*Given exercise*. Work out how many lines in the entries contain the string "this", and give nothing but that number.

---

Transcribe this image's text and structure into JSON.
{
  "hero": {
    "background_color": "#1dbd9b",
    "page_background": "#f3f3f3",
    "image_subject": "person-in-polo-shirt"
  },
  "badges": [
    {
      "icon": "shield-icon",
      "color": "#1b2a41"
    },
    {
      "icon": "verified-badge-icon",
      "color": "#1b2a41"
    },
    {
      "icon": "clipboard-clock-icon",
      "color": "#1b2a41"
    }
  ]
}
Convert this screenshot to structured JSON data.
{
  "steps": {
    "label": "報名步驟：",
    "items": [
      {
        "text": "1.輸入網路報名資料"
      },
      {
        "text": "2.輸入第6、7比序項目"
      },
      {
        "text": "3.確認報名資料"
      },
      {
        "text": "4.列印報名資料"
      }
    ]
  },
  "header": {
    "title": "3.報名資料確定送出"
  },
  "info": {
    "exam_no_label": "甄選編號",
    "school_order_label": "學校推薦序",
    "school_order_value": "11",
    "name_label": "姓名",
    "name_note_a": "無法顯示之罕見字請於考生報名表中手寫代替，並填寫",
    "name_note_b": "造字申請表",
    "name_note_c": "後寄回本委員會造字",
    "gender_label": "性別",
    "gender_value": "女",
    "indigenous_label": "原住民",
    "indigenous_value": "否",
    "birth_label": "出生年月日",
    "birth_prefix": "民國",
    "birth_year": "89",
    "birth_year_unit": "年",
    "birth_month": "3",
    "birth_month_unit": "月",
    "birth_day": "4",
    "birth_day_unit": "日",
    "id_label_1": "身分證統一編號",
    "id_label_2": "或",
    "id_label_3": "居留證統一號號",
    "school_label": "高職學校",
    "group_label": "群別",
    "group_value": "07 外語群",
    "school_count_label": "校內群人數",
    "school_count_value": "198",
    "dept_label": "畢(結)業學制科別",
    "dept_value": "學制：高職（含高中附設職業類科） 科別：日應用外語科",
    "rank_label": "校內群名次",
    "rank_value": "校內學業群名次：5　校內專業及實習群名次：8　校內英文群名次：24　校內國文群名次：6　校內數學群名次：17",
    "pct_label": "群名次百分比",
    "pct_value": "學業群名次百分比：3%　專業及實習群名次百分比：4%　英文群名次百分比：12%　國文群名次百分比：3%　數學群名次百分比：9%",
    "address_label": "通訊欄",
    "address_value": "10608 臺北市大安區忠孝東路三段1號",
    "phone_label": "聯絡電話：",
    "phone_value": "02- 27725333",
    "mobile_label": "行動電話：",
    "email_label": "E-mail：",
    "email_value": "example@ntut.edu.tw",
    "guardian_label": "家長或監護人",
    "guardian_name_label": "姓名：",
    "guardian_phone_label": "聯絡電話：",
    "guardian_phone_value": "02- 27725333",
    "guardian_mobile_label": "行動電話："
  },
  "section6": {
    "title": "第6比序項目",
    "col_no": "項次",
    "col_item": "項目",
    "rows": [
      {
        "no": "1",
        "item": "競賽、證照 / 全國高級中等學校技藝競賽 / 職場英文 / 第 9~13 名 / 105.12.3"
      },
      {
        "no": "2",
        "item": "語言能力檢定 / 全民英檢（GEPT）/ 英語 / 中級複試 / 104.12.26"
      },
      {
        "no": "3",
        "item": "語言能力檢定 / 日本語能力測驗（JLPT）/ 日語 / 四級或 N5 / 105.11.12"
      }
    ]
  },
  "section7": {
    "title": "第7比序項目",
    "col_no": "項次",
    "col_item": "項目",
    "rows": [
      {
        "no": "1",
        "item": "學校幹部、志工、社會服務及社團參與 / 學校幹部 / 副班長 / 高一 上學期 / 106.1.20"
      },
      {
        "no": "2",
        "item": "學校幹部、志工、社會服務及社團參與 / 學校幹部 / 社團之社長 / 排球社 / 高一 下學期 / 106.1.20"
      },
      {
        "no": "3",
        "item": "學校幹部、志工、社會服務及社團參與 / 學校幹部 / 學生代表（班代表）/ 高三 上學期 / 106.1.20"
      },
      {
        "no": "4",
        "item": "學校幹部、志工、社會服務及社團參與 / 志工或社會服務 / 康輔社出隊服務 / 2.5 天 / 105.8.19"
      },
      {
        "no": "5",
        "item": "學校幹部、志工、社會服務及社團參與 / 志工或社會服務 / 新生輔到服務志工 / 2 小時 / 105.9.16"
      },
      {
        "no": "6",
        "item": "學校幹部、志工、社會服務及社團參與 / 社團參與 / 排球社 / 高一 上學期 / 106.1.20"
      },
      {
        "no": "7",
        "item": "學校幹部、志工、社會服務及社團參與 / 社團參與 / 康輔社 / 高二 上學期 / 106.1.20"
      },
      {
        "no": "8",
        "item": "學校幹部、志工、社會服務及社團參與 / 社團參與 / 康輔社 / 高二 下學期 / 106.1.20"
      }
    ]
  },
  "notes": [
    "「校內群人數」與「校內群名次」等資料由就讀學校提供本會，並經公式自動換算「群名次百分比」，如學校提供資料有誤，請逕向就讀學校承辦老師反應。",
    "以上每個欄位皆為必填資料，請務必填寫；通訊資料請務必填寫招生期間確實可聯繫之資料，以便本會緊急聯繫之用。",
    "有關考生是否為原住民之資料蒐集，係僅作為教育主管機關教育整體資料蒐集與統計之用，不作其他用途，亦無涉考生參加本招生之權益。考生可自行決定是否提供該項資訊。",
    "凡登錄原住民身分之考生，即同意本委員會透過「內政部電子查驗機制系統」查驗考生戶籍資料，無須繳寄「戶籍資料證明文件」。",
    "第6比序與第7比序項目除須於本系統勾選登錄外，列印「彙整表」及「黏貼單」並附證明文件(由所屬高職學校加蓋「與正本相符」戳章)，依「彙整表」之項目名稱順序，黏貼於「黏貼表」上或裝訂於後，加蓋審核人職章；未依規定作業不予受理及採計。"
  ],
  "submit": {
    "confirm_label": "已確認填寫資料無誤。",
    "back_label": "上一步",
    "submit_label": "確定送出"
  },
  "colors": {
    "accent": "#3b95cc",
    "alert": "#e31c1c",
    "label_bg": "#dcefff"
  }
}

---

*The response*. 2